Aim – Return the following lines exactly as they are, all of them.

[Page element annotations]
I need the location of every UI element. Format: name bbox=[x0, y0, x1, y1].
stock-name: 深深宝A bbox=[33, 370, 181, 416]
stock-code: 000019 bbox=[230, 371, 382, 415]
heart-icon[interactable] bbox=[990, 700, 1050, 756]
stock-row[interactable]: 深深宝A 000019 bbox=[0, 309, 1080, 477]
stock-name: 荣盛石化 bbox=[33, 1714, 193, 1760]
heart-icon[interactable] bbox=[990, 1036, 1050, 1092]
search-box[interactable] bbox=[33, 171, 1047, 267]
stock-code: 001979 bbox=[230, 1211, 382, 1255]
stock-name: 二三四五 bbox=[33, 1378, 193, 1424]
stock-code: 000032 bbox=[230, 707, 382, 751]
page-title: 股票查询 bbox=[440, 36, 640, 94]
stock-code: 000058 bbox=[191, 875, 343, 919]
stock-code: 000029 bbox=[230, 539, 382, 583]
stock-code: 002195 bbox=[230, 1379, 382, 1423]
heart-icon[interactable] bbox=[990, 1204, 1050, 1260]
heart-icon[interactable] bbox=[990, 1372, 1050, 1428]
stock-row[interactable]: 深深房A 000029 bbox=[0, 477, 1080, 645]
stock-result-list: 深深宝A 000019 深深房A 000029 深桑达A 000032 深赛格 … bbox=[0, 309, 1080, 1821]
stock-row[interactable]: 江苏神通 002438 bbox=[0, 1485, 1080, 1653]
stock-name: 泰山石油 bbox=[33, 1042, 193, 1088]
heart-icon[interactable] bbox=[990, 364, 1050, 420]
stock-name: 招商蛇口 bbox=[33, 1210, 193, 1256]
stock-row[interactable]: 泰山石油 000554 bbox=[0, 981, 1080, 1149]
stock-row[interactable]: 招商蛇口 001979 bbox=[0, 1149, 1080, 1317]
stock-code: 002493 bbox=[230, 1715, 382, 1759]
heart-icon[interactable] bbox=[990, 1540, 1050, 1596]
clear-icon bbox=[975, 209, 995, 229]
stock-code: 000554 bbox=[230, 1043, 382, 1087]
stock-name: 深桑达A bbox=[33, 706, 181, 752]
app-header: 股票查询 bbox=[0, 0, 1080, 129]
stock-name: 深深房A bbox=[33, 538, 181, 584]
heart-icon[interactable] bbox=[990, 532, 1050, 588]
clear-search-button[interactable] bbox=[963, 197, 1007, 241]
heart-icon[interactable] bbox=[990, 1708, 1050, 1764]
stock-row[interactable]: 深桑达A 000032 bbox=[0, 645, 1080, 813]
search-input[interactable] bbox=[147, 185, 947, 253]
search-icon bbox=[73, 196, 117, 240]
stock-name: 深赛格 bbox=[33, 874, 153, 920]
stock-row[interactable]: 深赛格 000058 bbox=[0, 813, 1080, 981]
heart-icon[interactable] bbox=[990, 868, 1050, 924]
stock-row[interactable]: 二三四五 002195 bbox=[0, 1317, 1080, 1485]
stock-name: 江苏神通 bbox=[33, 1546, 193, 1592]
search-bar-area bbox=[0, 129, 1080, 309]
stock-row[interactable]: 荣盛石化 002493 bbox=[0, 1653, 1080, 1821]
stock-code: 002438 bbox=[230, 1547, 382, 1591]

Exercise result –
I need the location of every UI element. Format: name bbox=[x0, y0, x1, y1].
stock-name: 深深宝A bbox=[33, 370, 181, 416]
stock-code: 000019 bbox=[230, 371, 382, 415]
heart-icon[interactable] bbox=[990, 700, 1050, 756]
stock-row[interactable]: 深深宝A 000019 bbox=[0, 309, 1080, 477]
stock-name: 荣盛石化 bbox=[33, 1714, 193, 1760]
heart-icon[interactable] bbox=[990, 1036, 1050, 1092]
search-box[interactable] bbox=[33, 171, 1047, 267]
stock-code: 001979 bbox=[230, 1211, 382, 1255]
stock-name: 二三四五 bbox=[33, 1378, 193, 1424]
stock-code: 000032 bbox=[230, 707, 382, 751]
page-title: 股票查询 bbox=[440, 36, 640, 94]
stock-code: 000058 bbox=[191, 875, 343, 919]
stock-code: 000029 bbox=[230, 539, 382, 583]
stock-code: 002195 bbox=[230, 1379, 382, 1423]
heart-icon[interactable] bbox=[990, 1204, 1050, 1260]
heart-icon[interactable] bbox=[990, 1372, 1050, 1428]
stock-row[interactable]: 深深房A 000029 bbox=[0, 477, 1080, 645]
stock-result-list: 深深宝A 000019 深深房A 000029 深桑达A 000032 深赛格 … bbox=[0, 309, 1080, 1821]
stock-row[interactable]: 江苏神通 002438 bbox=[0, 1485, 1080, 1653]
stock-name: 泰山石油 bbox=[33, 1042, 193, 1088]
heart-icon[interactable] bbox=[990, 364, 1050, 420]
stock-name: 招商蛇口 bbox=[33, 1210, 193, 1256]
stock-row[interactable]: 泰山石油 000554 bbox=[0, 981, 1080, 1149]
stock-row[interactable]: 招商蛇口 001979 bbox=[0, 1149, 1080, 1317]
stock-code: 002493 bbox=[230, 1715, 382, 1759]
heart-icon[interactable] bbox=[990, 1540, 1050, 1596]
clear-icon bbox=[975, 209, 995, 229]
stock-code: 000554 bbox=[230, 1043, 382, 1087]
stock-name: 深桑达A bbox=[33, 706, 181, 752]
app-header: 股票查询 bbox=[0, 0, 1080, 129]
stock-name: 深深房A bbox=[33, 538, 181, 584]
heart-icon[interactable] bbox=[990, 532, 1050, 588]
clear-search-button[interactable] bbox=[963, 197, 1007, 241]
heart-icon[interactable] bbox=[990, 1708, 1050, 1764]
stock-row[interactable]: 深桑达A 000032 bbox=[0, 645, 1080, 813]
search-input[interactable] bbox=[147, 185, 947, 253]
search-icon bbox=[73, 196, 117, 240]
stock-name: 深赛格 bbox=[33, 874, 153, 920]
stock-row[interactable]: 深赛格 000058 bbox=[0, 813, 1080, 981]
heart-icon[interactable] bbox=[990, 868, 1050, 924]
stock-row[interactable]: 二三四五 002195 bbox=[0, 1317, 1080, 1485]
stock-name: 江苏神通 bbox=[33, 1546, 193, 1592]
search-bar-area bbox=[0, 129, 1080, 309]
stock-row[interactable]: 荣盛石化 002493 bbox=[0, 1653, 1080, 1821]
stock-code: 002438 bbox=[230, 1547, 382, 1591]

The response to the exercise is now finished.